## DATA TO PROCESS

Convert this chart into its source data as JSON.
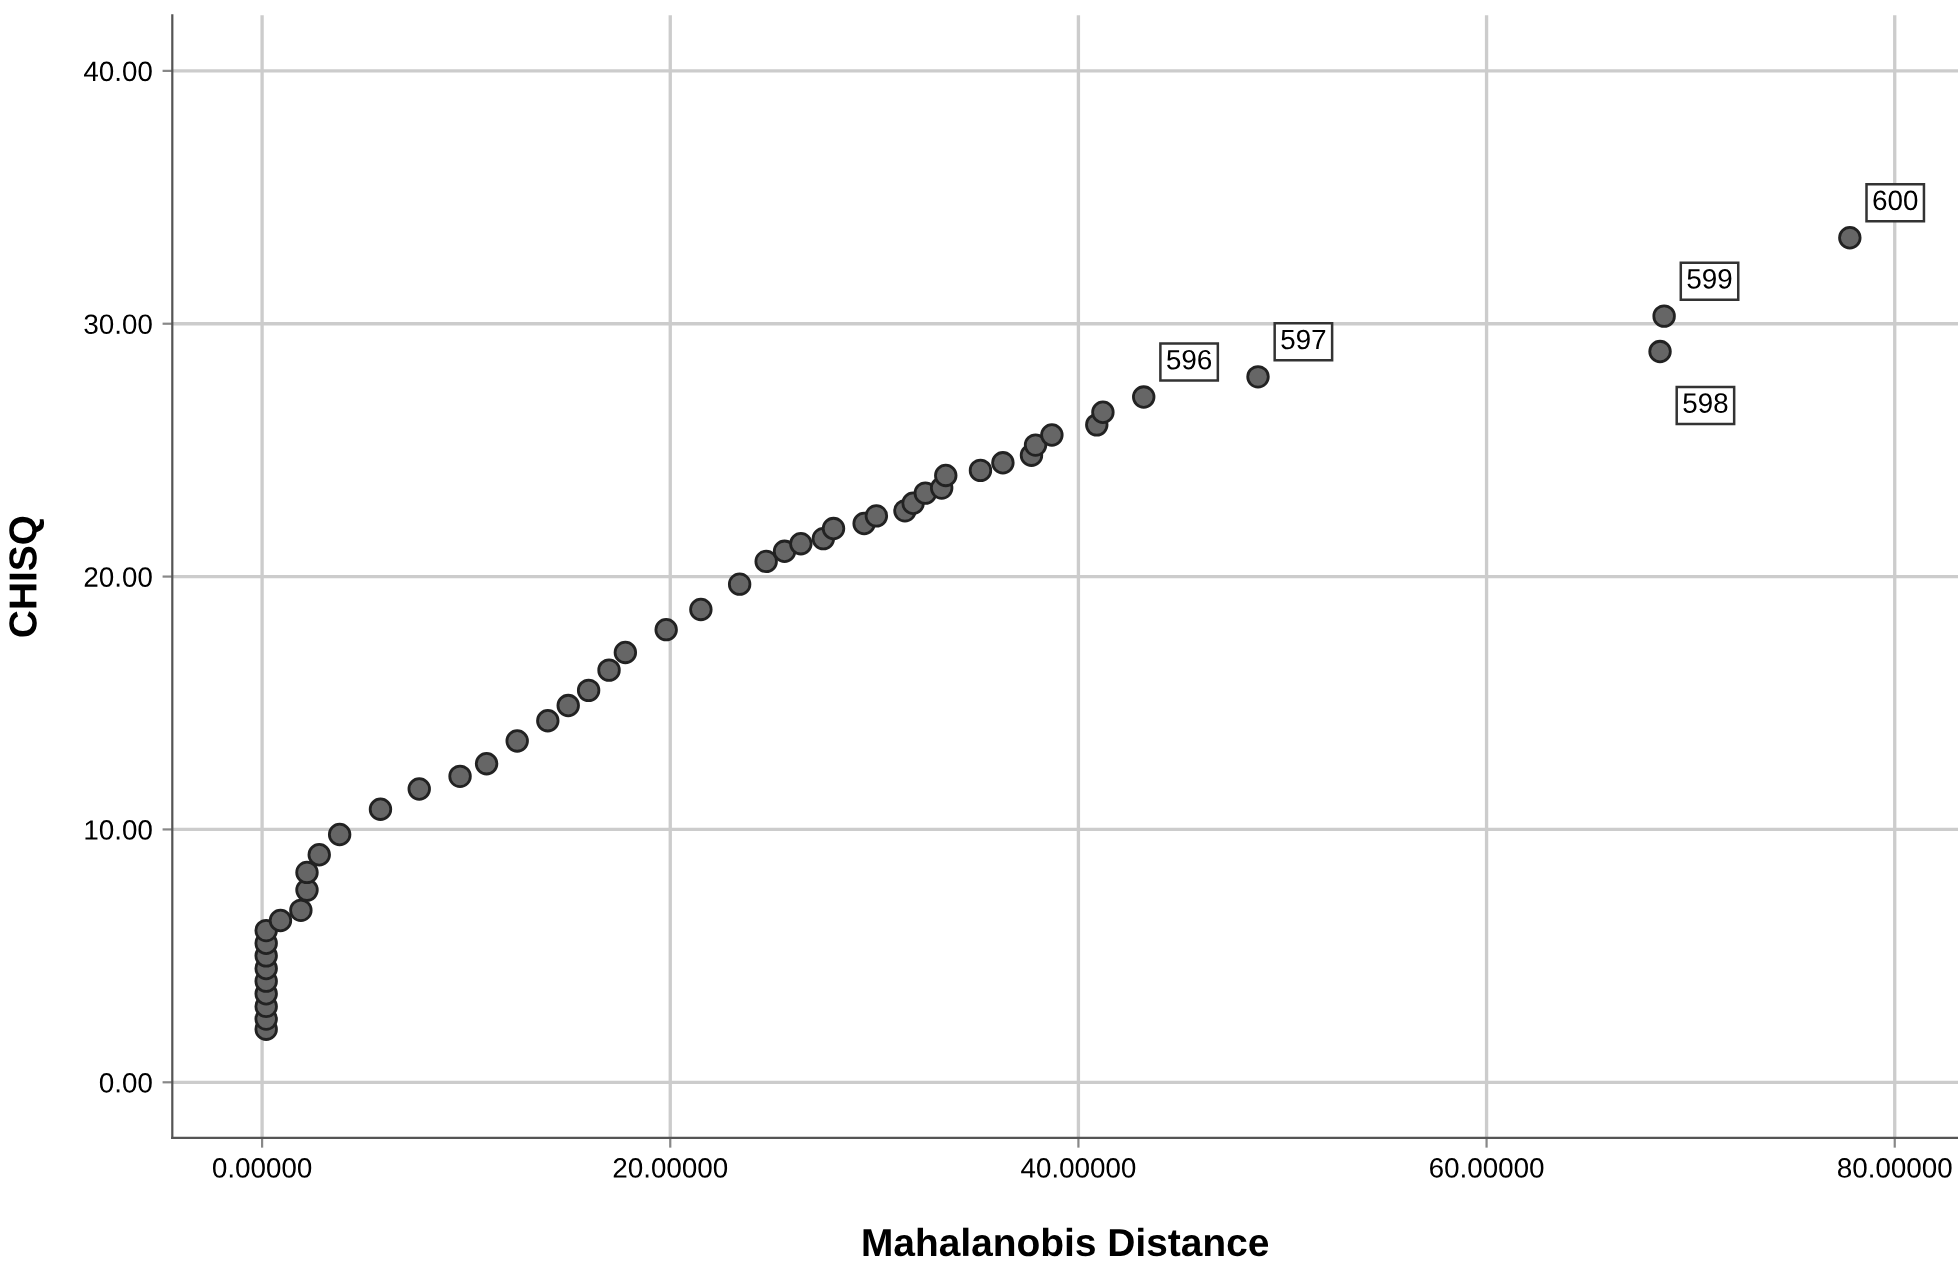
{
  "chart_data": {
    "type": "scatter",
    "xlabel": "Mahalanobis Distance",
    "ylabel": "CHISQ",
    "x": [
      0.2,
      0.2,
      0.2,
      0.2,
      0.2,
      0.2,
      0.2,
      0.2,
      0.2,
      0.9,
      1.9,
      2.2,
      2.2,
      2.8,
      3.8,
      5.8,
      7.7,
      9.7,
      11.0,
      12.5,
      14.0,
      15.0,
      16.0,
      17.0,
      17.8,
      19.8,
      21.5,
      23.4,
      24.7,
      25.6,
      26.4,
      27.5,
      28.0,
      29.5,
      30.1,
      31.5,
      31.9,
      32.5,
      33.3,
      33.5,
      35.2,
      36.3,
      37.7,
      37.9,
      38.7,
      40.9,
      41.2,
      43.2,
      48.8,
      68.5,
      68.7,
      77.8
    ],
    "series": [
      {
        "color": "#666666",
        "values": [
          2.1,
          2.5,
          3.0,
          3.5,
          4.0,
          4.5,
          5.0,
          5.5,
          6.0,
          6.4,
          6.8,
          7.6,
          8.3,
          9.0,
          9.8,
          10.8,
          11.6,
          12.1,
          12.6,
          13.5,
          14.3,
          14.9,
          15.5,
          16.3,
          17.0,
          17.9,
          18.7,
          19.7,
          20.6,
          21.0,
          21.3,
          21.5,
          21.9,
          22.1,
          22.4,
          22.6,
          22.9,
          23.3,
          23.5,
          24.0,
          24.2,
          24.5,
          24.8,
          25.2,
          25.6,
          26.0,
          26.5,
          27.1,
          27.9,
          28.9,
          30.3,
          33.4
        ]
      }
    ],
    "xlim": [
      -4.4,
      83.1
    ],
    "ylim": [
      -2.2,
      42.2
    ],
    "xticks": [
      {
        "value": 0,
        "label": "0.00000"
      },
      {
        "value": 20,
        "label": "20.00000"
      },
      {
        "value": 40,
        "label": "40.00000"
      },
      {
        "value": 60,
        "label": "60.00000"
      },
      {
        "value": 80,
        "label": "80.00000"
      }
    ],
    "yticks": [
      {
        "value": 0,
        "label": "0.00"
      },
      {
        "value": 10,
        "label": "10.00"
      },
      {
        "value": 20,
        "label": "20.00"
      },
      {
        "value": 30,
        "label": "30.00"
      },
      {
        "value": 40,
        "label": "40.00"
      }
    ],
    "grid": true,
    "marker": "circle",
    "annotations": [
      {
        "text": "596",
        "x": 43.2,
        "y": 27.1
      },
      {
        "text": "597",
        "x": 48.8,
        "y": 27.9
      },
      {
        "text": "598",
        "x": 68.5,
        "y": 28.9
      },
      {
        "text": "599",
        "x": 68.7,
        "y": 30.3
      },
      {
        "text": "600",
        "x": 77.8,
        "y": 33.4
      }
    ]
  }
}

---

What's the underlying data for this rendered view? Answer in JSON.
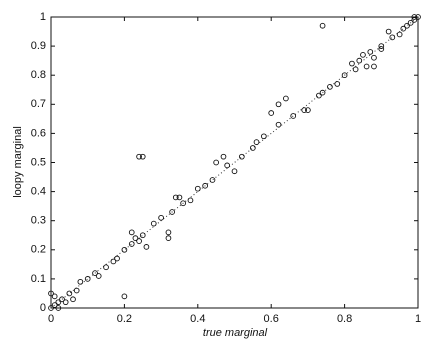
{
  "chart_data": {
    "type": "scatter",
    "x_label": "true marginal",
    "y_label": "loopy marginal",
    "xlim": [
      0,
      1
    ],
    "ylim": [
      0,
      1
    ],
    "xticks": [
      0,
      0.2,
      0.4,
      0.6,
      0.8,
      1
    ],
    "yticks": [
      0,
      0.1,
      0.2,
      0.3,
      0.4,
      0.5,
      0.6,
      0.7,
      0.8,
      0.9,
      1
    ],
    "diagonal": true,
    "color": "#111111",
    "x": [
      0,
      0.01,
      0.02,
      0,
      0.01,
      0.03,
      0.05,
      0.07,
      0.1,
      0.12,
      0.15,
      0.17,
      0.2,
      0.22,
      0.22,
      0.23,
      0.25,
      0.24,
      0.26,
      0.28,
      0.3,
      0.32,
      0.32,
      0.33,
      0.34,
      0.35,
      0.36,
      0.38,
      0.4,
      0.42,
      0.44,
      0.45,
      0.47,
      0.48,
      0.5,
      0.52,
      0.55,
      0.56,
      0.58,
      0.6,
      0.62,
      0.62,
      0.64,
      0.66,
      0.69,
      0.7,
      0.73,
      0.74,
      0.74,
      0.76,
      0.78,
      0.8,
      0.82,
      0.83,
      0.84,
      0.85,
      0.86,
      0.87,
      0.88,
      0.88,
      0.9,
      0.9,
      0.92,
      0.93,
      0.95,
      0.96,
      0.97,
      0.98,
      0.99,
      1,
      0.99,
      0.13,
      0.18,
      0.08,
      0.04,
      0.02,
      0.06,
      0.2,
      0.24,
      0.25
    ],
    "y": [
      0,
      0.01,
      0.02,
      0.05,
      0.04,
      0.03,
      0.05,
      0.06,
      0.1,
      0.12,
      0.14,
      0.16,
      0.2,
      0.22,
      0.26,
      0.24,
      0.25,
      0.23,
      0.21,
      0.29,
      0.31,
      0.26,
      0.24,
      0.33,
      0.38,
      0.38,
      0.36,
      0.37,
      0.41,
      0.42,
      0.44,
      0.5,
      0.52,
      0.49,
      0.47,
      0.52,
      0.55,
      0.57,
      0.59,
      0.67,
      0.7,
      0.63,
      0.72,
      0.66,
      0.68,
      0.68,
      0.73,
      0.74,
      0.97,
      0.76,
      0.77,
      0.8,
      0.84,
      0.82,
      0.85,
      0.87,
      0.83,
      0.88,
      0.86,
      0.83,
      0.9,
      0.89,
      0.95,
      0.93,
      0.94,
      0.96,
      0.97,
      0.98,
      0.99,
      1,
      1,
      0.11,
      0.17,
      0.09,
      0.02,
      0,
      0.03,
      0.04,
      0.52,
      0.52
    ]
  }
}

## REQUIRED WORK
Report back each line of the entries that holds the string "text".

## FULL RESPONSE
        "text": "596",
        "text": "597",
        "text": "598",
        "text": "599",
        "text": "600",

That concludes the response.